### What is being asked
Copy the records below exactly as they appear.

### Record set
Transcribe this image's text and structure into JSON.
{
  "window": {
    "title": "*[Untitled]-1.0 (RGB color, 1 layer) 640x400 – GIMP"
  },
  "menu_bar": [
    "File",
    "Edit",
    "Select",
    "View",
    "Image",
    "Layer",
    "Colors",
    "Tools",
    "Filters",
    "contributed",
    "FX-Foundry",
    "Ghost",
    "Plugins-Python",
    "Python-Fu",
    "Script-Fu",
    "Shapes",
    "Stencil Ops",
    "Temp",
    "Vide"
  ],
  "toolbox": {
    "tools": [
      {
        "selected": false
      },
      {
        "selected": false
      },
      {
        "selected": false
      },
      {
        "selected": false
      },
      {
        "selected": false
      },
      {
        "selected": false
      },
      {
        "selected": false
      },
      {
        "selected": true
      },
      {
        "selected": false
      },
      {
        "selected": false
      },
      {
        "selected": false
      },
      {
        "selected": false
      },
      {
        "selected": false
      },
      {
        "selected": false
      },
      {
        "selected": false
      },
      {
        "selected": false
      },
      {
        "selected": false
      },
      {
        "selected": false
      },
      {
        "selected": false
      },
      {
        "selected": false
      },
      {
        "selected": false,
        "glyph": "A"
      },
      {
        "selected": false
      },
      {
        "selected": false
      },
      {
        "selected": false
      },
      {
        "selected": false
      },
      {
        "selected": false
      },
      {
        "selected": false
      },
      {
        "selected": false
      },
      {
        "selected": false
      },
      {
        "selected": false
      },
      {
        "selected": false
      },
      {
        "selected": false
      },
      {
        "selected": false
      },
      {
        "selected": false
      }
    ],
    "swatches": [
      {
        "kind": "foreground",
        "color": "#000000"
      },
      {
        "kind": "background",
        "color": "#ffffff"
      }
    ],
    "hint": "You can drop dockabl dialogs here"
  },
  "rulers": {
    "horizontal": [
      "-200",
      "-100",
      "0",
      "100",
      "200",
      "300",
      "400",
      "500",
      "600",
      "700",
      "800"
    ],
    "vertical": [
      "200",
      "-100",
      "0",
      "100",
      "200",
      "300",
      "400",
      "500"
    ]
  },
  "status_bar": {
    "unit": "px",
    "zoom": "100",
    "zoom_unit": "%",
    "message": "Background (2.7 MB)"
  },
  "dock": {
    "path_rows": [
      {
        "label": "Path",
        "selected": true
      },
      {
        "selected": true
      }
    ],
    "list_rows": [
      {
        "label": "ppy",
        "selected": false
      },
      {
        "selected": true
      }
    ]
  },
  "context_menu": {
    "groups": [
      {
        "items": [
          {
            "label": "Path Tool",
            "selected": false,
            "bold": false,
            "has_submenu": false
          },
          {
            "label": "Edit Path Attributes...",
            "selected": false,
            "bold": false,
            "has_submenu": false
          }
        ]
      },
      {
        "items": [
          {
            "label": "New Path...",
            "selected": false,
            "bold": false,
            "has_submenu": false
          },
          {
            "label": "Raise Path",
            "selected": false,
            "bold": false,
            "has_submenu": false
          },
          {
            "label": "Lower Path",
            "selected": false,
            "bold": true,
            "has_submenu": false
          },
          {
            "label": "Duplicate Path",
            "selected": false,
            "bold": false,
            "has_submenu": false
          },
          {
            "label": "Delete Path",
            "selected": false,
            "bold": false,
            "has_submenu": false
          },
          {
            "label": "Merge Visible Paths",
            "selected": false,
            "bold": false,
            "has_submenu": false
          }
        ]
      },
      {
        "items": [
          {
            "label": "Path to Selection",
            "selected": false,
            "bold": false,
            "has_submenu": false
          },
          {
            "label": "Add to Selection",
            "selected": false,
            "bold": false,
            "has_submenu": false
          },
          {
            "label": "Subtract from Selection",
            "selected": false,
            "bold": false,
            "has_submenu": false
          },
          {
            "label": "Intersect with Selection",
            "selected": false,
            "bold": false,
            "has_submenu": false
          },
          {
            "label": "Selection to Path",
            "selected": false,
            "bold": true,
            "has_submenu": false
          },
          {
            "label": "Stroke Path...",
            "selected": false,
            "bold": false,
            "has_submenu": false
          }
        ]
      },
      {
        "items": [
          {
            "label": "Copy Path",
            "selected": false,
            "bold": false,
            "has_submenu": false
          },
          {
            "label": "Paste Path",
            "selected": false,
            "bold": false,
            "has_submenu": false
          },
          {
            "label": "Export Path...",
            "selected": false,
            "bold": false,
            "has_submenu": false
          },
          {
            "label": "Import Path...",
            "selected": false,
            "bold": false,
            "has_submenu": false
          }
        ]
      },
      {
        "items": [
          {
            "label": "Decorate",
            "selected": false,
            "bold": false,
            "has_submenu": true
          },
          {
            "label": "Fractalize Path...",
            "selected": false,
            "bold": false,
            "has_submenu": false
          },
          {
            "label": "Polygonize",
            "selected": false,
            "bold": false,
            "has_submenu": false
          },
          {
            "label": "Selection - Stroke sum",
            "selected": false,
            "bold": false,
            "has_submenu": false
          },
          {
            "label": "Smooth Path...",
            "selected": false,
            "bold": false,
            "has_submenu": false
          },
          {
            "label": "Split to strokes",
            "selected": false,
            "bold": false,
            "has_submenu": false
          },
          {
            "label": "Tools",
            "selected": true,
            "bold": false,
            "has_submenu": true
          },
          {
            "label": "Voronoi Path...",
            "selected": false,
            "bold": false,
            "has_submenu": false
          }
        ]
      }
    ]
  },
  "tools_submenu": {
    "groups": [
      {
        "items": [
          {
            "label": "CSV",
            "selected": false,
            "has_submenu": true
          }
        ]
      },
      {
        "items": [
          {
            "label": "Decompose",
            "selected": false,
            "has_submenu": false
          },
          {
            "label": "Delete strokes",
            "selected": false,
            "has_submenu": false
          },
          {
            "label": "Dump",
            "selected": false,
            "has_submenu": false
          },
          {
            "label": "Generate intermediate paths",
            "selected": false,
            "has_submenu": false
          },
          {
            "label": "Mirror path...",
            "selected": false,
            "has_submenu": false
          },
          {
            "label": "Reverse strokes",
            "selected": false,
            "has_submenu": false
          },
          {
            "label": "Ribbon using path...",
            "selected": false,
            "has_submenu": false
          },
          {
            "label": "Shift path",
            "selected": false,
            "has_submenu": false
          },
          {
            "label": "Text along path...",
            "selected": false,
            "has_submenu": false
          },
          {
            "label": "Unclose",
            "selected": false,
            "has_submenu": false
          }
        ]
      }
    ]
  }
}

### Worked solution
Transcribe this image's text and structure into JSON.
{
  "window": {
    "title": "*[Untitled]-1.0 (RGB color, 1 layer) 640x400 – GIMP"
  },
  "menu_bar": [
    "File",
    "Edit",
    "Select",
    "View",
    "Image",
    "Layer",
    "Colors",
    "Tools",
    "Filters",
    "contributed",
    "FX-Foundry",
    "Ghost",
    "Plugins-Python",
    "Python-Fu",
    "Script-Fu",
    "Shapes",
    "Stencil Ops",
    "Temp",
    "Vide"
  ],
  "toolbox": {
    "tools": [
      {
        "selected": false
      },
      {
        "selected": false
      },
      {
        "selected": false
      },
      {
        "selected": false
      },
      {
        "selected": false
      },
      {
        "selected": false
      },
      {
        "selected": false
      },
      {
        "selected": true
      },
      {
        "selected": false
      },
      {
        "selected": false
      },
      {
        "selected": false
      },
      {
        "selected": false
      },
      {
        "selected": false
      },
      {
        "selected": false
      },
      {
        "selected": false
      },
      {
        "selected": false
      },
      {
        "selected": false
      },
      {
        "selected": false
      },
      {
        "selected": false
      },
      {
        "selected": false
      },
      {
        "selected": false,
        "glyph": "A"
      },
      {
        "selected": false
      },
      {
        "selected": false
      },
      {
        "selected": false
      },
      {
        "selected": false
      },
      {
        "selected": false
      },
      {
        "selected": false
      },
      {
        "selected": false
      },
      {
        "selected": false
      },
      {
        "selected": false
      },
      {
        "selected": false
      },
      {
        "selected": false
      },
      {
        "selected": false
      },
      {
        "selected": false
      }
    ],
    "swatches": [
      {
        "kind": "foreground",
        "color": "#000000"
      },
      {
        "kind": "background",
        "color": "#ffffff"
      }
    ],
    "hint": "You can drop dockabl dialogs here"
  },
  "rulers": {
    "horizontal": [
      "-200",
      "-100",
      "0",
      "100",
      "200",
      "300",
      "400",
      "500",
      "600",
      "700",
      "800"
    ],
    "vertical": [
      "200",
      "-100",
      "0",
      "100",
      "200",
      "300",
      "400",
      "500"
    ]
  },
  "status_bar": {
    "unit": "px",
    "zoom": "100",
    "zoom_unit": "%",
    "message": "Background (2.7 MB)"
  },
  "dock": {
    "path_rows": [
      {
        "label": "Path",
        "selected": true
      },
      {
        "selected": true
      }
    ],
    "list_rows": [
      {
        "label": "ppy",
        "selected": false
      },
      {
        "selected": true
      }
    ]
  },
  "context_menu": {
    "groups": [
      {
        "items": [
          {
            "label": "Path Tool",
            "selected": false,
            "bold": false,
            "has_submenu": false
          },
          {
            "label": "Edit Path Attributes...",
            "selected": false,
            "bold": false,
            "has_submenu": false
          }
        ]
      },
      {
        "items": [
          {
            "label": "New Path...",
            "selected": false,
            "bold": false,
            "has_submenu": false
          },
          {
            "label": "Raise Path",
            "selected": false,
            "bold": false,
            "has_submenu": false
          },
          {
            "label": "Lower Path",
            "selected": false,
            "bold": true,
            "has_submenu": false
          },
          {
            "label": "Duplicate Path",
            "selected": false,
            "bold": false,
            "has_submenu": false
          },
          {
            "label": "Delete Path",
            "selected": false,
            "bold": false,
            "has_submenu": false
          },
          {
            "label": "Merge Visible Paths",
            "selected": false,
            "bold": false,
            "has_submenu": false
          }
        ]
      },
      {
        "items": [
          {
            "label": "Path to Selection",
            "selected": false,
            "bold": false,
            "has_submenu": false
          },
          {
            "label": "Add to Selection",
            "selected": false,
            "bold": false,
            "has_submenu": false
          },
          {
            "label": "Subtract from Selection",
            "selected": false,
            "bold": false,
            "has_submenu": false
          },
          {
            "label": "Intersect with Selection",
            "selected": false,
            "bold": false,
            "has_submenu": false
          },
          {
            "label": "Selection to Path",
            "selected": false,
            "bold": true,
            "has_submenu": false
          },
          {
            "label": "Stroke Path...",
            "selected": false,
            "bold": false,
            "has_submenu": false
          }
        ]
      },
      {
        "items": [
          {
            "label": "Copy Path",
            "selected": false,
            "bold": false,
            "has_submenu": false
          },
          {
            "label": "Paste Path",
            "selected": false,
            "bold": false,
            "has_submenu": false
          },
          {
            "label": "Export Path...",
            "selected": false,
            "bold": false,
            "has_submenu": false
          },
          {
            "label": "Import Path...",
            "selected": false,
            "bold": false,
            "has_submenu": false
          }
        ]
      },
      {
        "items": [
          {
            "label": "Decorate",
            "selected": false,
            "bold": false,
            "has_submenu": true
          },
          {
            "label": "Fractalize Path...",
            "selected": false,
            "bold": false,
            "has_submenu": false
          },
          {
            "label": "Polygonize",
            "selected": false,
            "bold": false,
            "has_submenu": false
          },
          {
            "label": "Selection - Stroke sum",
            "selected": false,
            "bold": false,
            "has_submenu": false
          },
          {
            "label": "Smooth Path...",
            "selected": false,
            "bold": false,
            "has_submenu": false
          },
          {
            "label": "Split to strokes",
            "selected": false,
            "bold": false,
            "has_submenu": false
          },
          {
            "label": "Tools",
            "selected": true,
            "bold": false,
            "has_submenu": true
          },
          {
            "label": "Voronoi Path...",
            "selected": false,
            "bold": false,
            "has_submenu": false
          }
        ]
      }
    ]
  },
  "tools_submenu": {
    "groups": [
      {
        "items": [
          {
            "label": "CSV",
            "selected": false,
            "has_submenu": true
          }
        ]
      },
      {
        "items": [
          {
            "label": "Decompose",
            "selected": false,
            "has_submenu": false
          },
          {
            "label": "Delete strokes",
            "selected": false,
            "has_submenu": false
          },
          {
            "label": "Dump",
            "selected": false,
            "has_submenu": false
          },
          {
            "label": "Generate intermediate paths",
            "selected": false,
            "has_submenu": false
          },
          {
            "label": "Mirror path...",
            "selected": false,
            "has_submenu": false
          },
          {
            "label": "Reverse strokes",
            "selected": false,
            "has_submenu": false
          },
          {
            "label": "Ribbon using path...",
            "selected": false,
            "has_submenu": false
          },
          {
            "label": "Shift path",
            "selected": false,
            "has_submenu": false
          },
          {
            "label": "Text along path...",
            "selected": false,
            "has_submenu": false
          },
          {
            "label": "Unclose",
            "selected": false,
            "has_submenu": false
          }
        ]
      }
    ]
  }
}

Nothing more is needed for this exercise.